- [DIRECTION] Images embedded in the records are excluded; print everything else exactly as given.

- [ENTRIES]
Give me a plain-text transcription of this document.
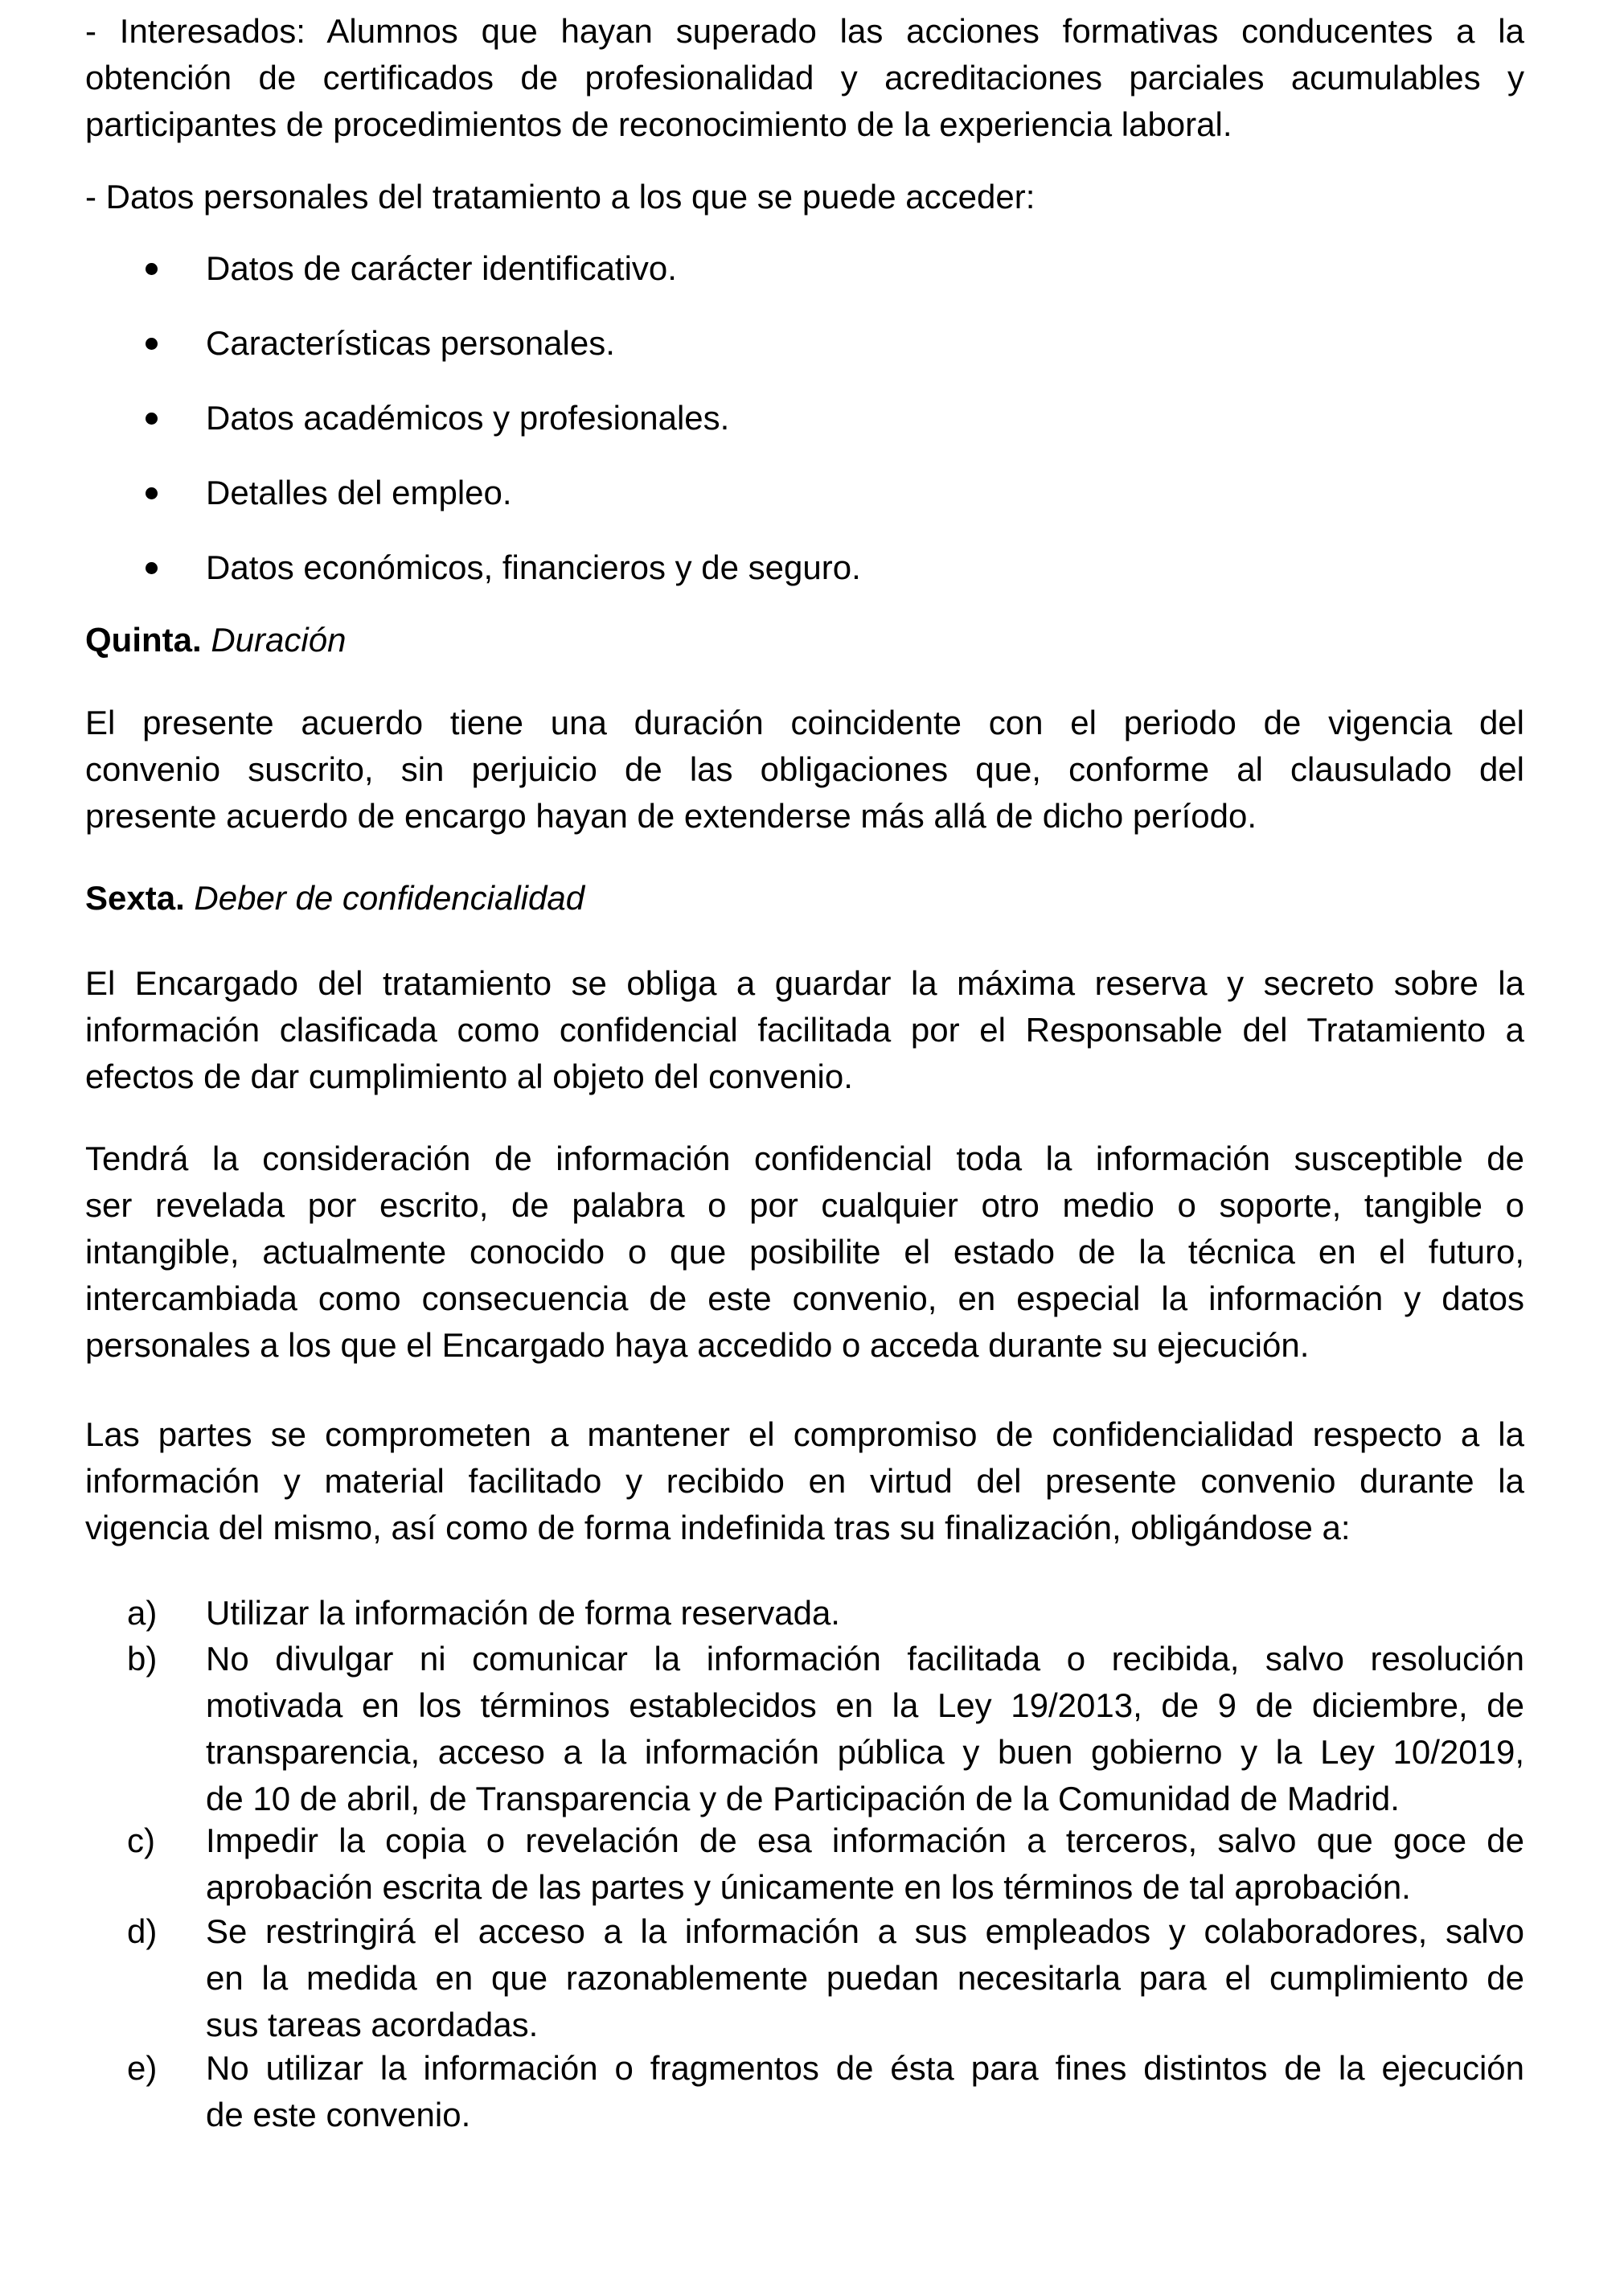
- Interesados: Alumnos que hayan superado las acciones formativas conducentes a la
obtención de certificados de profesionalidad y acreditaciones parciales acumulables y
participantes de procedimientos de reconocimiento de la experiencia laboral.
- Datos personales del tratamiento a los que se puede acceder:
Datos de carácter identificativo.
Características personales.
Datos académicos y profesionales.
Detalles del empleo.
Datos económicos, financieros y de seguro.
Quinta. Duración
El presente acuerdo tiene una duración coincidente con el periodo de vigencia del
convenio suscrito, sin perjuicio de las obligaciones que, conforme al clausulado del
presente acuerdo de encargo hayan de extenderse más allá de dicho período.
Sexta. Deber de confidencialidad
El Encargado del tratamiento se obliga a guardar la máxima reserva y secreto sobre la
información clasificada como confidencial facilitada por el Responsable del Tratamiento a
efectos de dar cumplimiento al objeto del convenio.
Tendrá la consideración de información confidencial toda la información susceptible de
ser revelada por escrito, de palabra o por cualquier otro medio o soporte, tangible o
intangible, actualmente conocido o que posibilite el estado de la técnica en el futuro,
intercambiada como consecuencia de este convenio, en especial la información y datos
personales a los que el Encargado haya accedido o acceda durante su ejecución.
Las partes se comprometen a mantener el compromiso de confidencialidad respecto a la
información y material facilitado y recibido en virtud del presente convenio durante la
vigencia del mismo, así como de forma indefinida tras su finalización, obligándose a:
a) Utilizar la información de forma reservada.
b) No divulgar ni comunicar la información facilitada o recibida, salvo resolución
motivada en los términos establecidos en la Ley 19/2013, de 9 de diciembre, de
transparencia, acceso a la información pública y buen gobierno y la Ley 10/2019,
de 10 de abril, de Transparencia y de Participación de la Comunidad de Madrid.
c) Impedir la copia o revelación de esa información a terceros, salvo que goce de
aprobación escrita de las partes y únicamente en los términos de tal aprobación.
d) Se restringirá el acceso a la información a sus empleados y colaboradores, salvo
en la medida en que razonablemente puedan necesitarla para el cumplimiento de
sus tareas acordadas.
e) No utilizar la información o fragmentos de ésta para fines distintos de la ejecución
de este convenio.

- [WRITTEN ANSWER]
Give me a plain-text transcription of this document.
- Interesados: Alumnos que hayan superado las acciones formativas conducentes a la
obtención de certificados de profesionalidad y acreditaciones parciales acumulables y
participantes de procedimientos de reconocimiento de la experiencia laboral.
- Datos personales del tratamiento a los que se puede acceder:
Datos de carácter identificativo.
Características personales.
Datos académicos y profesionales.
Detalles del empleo.
Datos económicos, financieros y de seguro.
Quinta. Duración
El presente acuerdo tiene una duración coincidente con el periodo de vigencia del
convenio suscrito, sin perjuicio de las obligaciones que, conforme al clausulado del
presente acuerdo de encargo hayan de extenderse más allá de dicho período.
Sexta. Deber de confidencialidad
El Encargado del tratamiento se obliga a guardar la máxima reserva y secreto sobre la
información clasificada como confidencial facilitada por el Responsable del Tratamiento a
efectos de dar cumplimiento al objeto del convenio.
Tendrá la consideración de información confidencial toda la información susceptible de
ser revelada por escrito, de palabra o por cualquier otro medio o soporte, tangible o
intangible, actualmente conocido o que posibilite el estado de la técnica en el futuro,
intercambiada como consecuencia de este convenio, en especial la información y datos
personales a los que el Encargado haya accedido o acceda durante su ejecución.
Las partes se comprometen a mantener el compromiso de confidencialidad respecto a la
información y material facilitado y recibido en virtud del presente convenio durante la
vigencia del mismo, así como de forma indefinida tras su finalización, obligándose a:
a) Utilizar la información de forma reservada.
b) No divulgar ni comunicar la información facilitada o recibida, salvo resolución
motivada en los términos establecidos en la Ley 19/2013, de 9 de diciembre, de
transparencia, acceso a la información pública y buen gobierno y la Ley 10/2019,
de 10 de abril, de Transparencia y de Participación de la Comunidad de Madrid.
c) Impedir la copia o revelación de esa información a terceros, salvo que goce de
aprobación escrita de las partes y únicamente en los términos de tal aprobación.
d) Se restringirá el acceso a la información a sus empleados y colaboradores, salvo
en la medida en que razonablemente puedan necesitarla para el cumplimiento de
sus tareas acordadas.
e) No utilizar la información o fragmentos de ésta para fines distintos de la ejecución
de este convenio.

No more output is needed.